**Supplied material**
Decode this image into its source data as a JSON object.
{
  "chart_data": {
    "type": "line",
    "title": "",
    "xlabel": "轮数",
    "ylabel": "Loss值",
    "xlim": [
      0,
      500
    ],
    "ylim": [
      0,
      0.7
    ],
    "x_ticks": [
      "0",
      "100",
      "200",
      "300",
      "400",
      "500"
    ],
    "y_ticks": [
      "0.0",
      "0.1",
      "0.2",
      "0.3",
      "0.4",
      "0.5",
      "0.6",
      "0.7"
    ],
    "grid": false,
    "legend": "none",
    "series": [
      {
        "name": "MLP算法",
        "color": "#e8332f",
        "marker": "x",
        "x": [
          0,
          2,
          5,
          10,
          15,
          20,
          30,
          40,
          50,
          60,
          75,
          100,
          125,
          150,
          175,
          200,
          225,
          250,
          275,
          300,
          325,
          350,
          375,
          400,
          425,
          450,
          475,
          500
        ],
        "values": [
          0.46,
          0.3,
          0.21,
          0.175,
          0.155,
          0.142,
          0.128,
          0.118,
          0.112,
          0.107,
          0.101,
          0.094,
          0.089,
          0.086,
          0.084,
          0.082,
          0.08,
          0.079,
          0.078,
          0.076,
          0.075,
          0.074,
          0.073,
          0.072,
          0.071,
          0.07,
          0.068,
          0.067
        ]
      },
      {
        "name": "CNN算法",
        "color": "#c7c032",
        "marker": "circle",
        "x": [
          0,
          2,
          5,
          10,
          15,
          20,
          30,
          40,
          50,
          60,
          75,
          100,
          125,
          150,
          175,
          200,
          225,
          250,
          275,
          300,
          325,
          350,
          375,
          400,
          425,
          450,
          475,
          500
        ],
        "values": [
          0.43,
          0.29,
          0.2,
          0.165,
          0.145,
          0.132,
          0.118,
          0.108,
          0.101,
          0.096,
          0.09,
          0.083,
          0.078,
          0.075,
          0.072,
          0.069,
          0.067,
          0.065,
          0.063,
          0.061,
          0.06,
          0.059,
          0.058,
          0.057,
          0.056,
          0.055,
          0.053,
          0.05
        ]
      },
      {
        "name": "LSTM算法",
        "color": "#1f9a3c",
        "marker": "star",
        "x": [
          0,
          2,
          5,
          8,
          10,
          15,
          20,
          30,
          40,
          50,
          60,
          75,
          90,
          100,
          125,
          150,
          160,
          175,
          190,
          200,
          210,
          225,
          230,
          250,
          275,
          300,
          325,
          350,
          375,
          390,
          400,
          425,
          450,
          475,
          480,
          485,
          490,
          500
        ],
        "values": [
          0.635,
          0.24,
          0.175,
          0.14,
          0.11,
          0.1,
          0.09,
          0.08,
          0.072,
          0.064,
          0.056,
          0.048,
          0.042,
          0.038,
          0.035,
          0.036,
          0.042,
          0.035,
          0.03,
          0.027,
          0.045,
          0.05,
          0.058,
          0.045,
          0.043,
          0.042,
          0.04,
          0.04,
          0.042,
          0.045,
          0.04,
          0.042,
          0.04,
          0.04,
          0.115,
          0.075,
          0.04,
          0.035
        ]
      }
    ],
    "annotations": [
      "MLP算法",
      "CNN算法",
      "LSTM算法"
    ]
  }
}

**Task to complete**
Your task is to quote the listing above word for word.

**Response**
Decode this image into its source data as a JSON object.
{
  "chart_data": {
    "type": "line",
    "title": "",
    "xlabel": "轮数",
    "ylabel": "Loss值",
    "xlim": [
      0,
      500
    ],
    "ylim": [
      0,
      0.7
    ],
    "x_ticks": [
      "0",
      "100",
      "200",
      "300",
      "400",
      "500"
    ],
    "y_ticks": [
      "0.0",
      "0.1",
      "0.2",
      "0.3",
      "0.4",
      "0.5",
      "0.6",
      "0.7"
    ],
    "grid": false,
    "legend": "none",
    "series": [
      {
        "name": "MLP算法",
        "color": "#e8332f",
        "marker": "x",
        "x": [
          0,
          2,
          5,
          10,
          15,
          20,
          30,
          40,
          50,
          60,
          75,
          100,
          125,
          150,
          175,
          200,
          225,
          250,
          275,
          300,
          325,
          350,
          375,
          400,
          425,
          450,
          475,
          500
        ],
        "values": [
          0.46,
          0.3,
          0.21,
          0.175,
          0.155,
          0.142,
          0.128,
          0.118,
          0.112,
          0.107,
          0.101,
          0.094,
          0.089,
          0.086,
          0.084,
          0.082,
          0.08,
          0.079,
          0.078,
          0.076,
          0.075,
          0.074,
          0.073,
          0.072,
          0.071,
          0.07,
          0.068,
          0.067
        ]
      },
      {
        "name": "CNN算法",
        "color": "#c7c032",
        "marker": "circle",
        "x": [
          0,
          2,
          5,
          10,
          15,
          20,
          30,
          40,
          50,
          60,
          75,
          100,
          125,
          150,
          175,
          200,
          225,
          250,
          275,
          300,
          325,
          350,
          375,
          400,
          425,
          450,
          475,
          500
        ],
        "values": [
          0.43,
          0.29,
          0.2,
          0.165,
          0.145,
          0.132,
          0.118,
          0.108,
          0.101,
          0.096,
          0.09,
          0.083,
          0.078,
          0.075,
          0.072,
          0.069,
          0.067,
          0.065,
          0.063,
          0.061,
          0.06,
          0.059,
          0.058,
          0.057,
          0.056,
          0.055,
          0.053,
          0.05
        ]
      },
      {
        "name": "LSTM算法",
        "color": "#1f9a3c",
        "marker": "star",
        "x": [
          0,
          2,
          5,
          8,
          10,
          15,
          20,
          30,
          40,
          50,
          60,
          75,
          90,
          100,
          125,
          150,
          160,
          175,
          190,
          200,
          210,
          225,
          230,
          250,
          275,
          300,
          325,
          350,
          375,
          390,
          400,
          425,
          450,
          475,
          480,
          485,
          490,
          500
        ],
        "values": [
          0.635,
          0.24,
          0.175,
          0.14,
          0.11,
          0.1,
          0.09,
          0.08,
          0.072,
          0.064,
          0.056,
          0.048,
          0.042,
          0.038,
          0.035,
          0.036,
          0.042,
          0.035,
          0.03,
          0.027,
          0.045,
          0.05,
          0.058,
          0.045,
          0.043,
          0.042,
          0.04,
          0.04,
          0.042,
          0.045,
          0.04,
          0.042,
          0.04,
          0.04,
          0.115,
          0.075,
          0.04,
          0.035
        ]
      }
    ],
    "annotations": [
      "MLP算法",
      "CNN算法",
      "LSTM算法"
    ]
  }
}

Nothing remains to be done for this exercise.